Opdrachten:
a) Beantwoord de volgende vragen aan de hand van het tekstfragment.
(i) Hoe hoog mag een sport- of speeltoestel voor alleen particulier gebruik maximaal zijn om het zonder vergunning te bouwen en in strijd met het bestemmingsplan te gebruiken?
(ii) Hoe hoog is volgens het proces-verbaal van 1 april 2021 één van de toestellen?
(iii) Wat dekt volgens eisers de contributie die wordt gevraagd?
b) Neem uit het tekstfragment woordelijk het deel over dat begint met de woorden "Beoordeling door de" en eindigt met "bij deze uitspraak.".

Beoordeling door de rechtbank
De rechtbank beoordeelt de beslissing tot het toewijzen van het handhavingsverzoek en het opleggen van een last onder dwangsom ter beëindiging van de activiteiten van [naam eiser 2] op [adres] . Zij doet dat onder meer aan de hand van de argumenten die eisers hebben aangevoerd, de beroepsgronden.
De voor de beoordeling van het beroep belangrijke wet- en regelgeving is te vinden in de bijlage bij deze uitspraak.
1. Voor het bouwen van een bouwwerk en voor het gebruiken van gronden of bouwwerken in strijd met het bestemmingsplan, is een omgevingsvergunning vereist.2 Voor een sport- of speeltoestel, zoals hier aan de orde, gelden uitzonderingen op deze regel. Geen vergunning is vereist voor het bouwen van een sport- of speeltoestel én het gebruiken van een sport- of speeltoestel in strijd met het bestemmingsplan, als deze alleen voor particulier gebruik is, deze niet hoger is dan 2,5 meter en alleen functioneert met behulp van de zwaartekracht of de fysieke kracht van de mens.3 Ook is geen vergunning vereist voor het bouwen van een sport- of speeltoestel als deze niet alleen voor particulier gebruik is maar niet hoger is van 4 meter en alleen functioneert met behulp van de zwaartekracht of de fysieke kracht van de mens. Voor gebruik van een dergelijk sport- en speeltoestel dat in strijd is met het bestemmingsplan is wel een omgevingsvergunning vereist.4
2. Het geschil behelst thans alleen nog de vraag of de activiteiten van [naam eiser 2] in strijd zijn met de voor het perceel geldende bestemming ‘maatschappelijk’. Is dat niet het geval, dan mag alleen vergunningsvrij gebouwd worden tot een hoogte van 4 meter. De obstacle run is inmiddels opgebroken. Eisers hebben ter zitting toegelicht dat zij de obstacle run terug willen plaatsen als het beroep gegrond wordt verklaard. In een proces-verbaal van 1 april 2021 staat dat één van de toestellen 4,5 meter hoog is. Eisers hebben op de zitting verklaard dat zij, wanneer zij naar aanleiding van deze uitspraak de obstacle run weer terug kunnen plaatsen en mogen gebruiken, geen toestel zullen plaatsen dat hoger is dan 4 meter.
3. Eisers betogen dat de obstacle run aan [adres] in maatschappelijk verband plaatsvindt, met name vanuit het verenigingsleven. Het betreft hier een informele mogelijkheid voor een obstacle run. Daarmee valt de obstacle run onder de activiteiten zoals het bestemmingsplan beschrijft onder de noemer ‘maatschappelijk’. Bij een obstacle run moet men elkaar helpen om hindernissen over te gaan. Het is geen wedstrijd. Het is een activiteit die ervoor zorgt dat mensen weer naar buiten gaan en samenwerken. Daarnaast heeft [naam eiser 2] samen met een basisschool in de buurt een sponsorloop georganiseerd voor ALS. [naam eiser 2] heeft geen winstoogmerk. De contributie die wordt gevraagd dekt enkel de kosten.

Gegevensfragment:
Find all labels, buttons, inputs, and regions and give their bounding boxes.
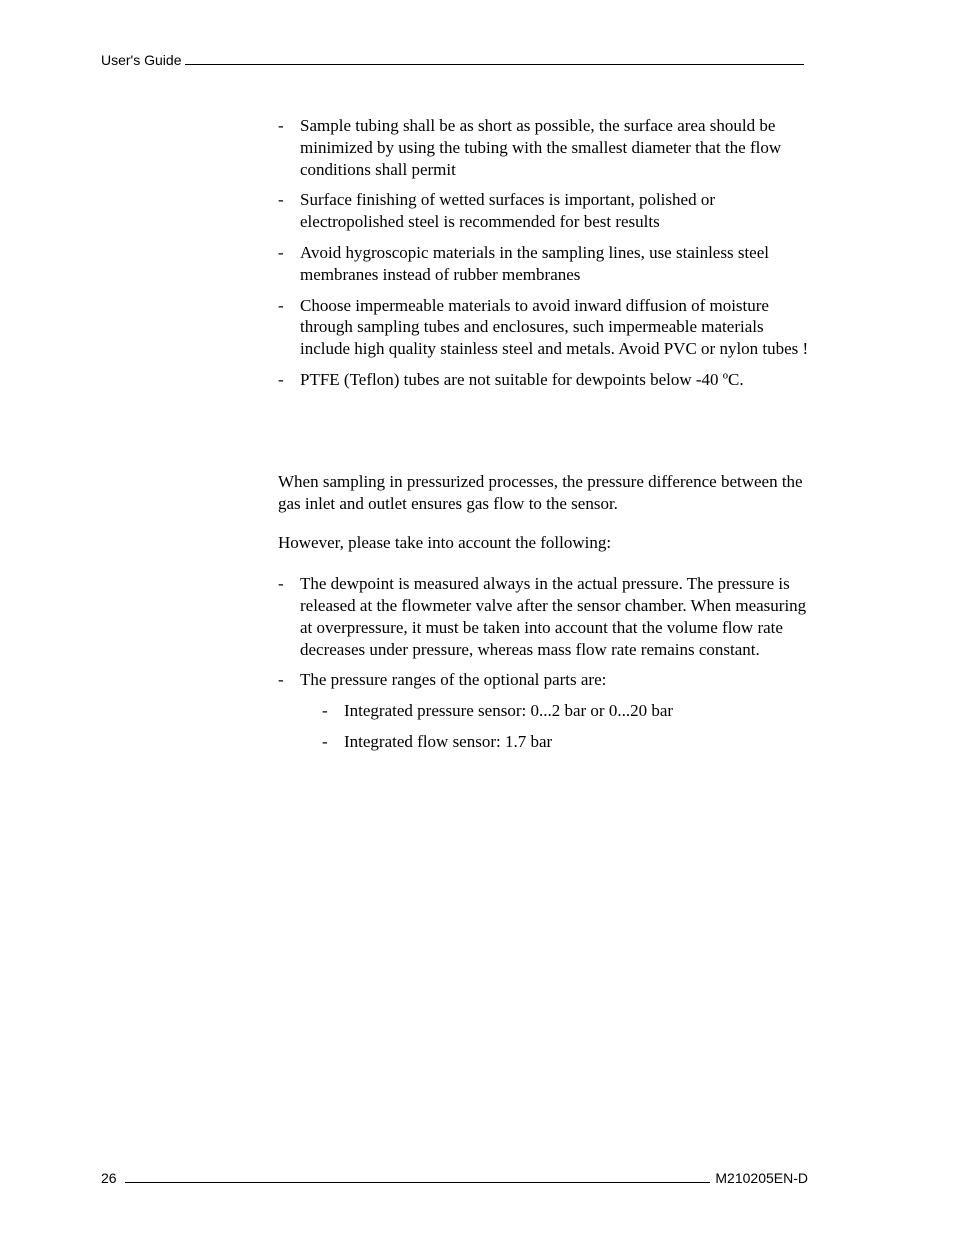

Antwoorden per opdracht:
a)
(i) Niet hoger dan 2,5 meter.
(ii) 4,5 meter.
(iii) Enkel de kosten.

b)
Beoordeling door de rechtbank
De rechtbank beoordeelt de beslissing tot het toewijzen van het handhavingsverzoek en het opleggen van een last onder dwangsom ter beëindiging van de activiteiten van [naam eiser 2] op [adres] . Zij doet dat onder meer aan de hand van de argumenten die eisers hebben aangevoerd, de beroepsgronden.
De voor de beoordeling van het beroep belangrijke wet- en regelgeving is te vinden in de bijlage bij deze uitspraak.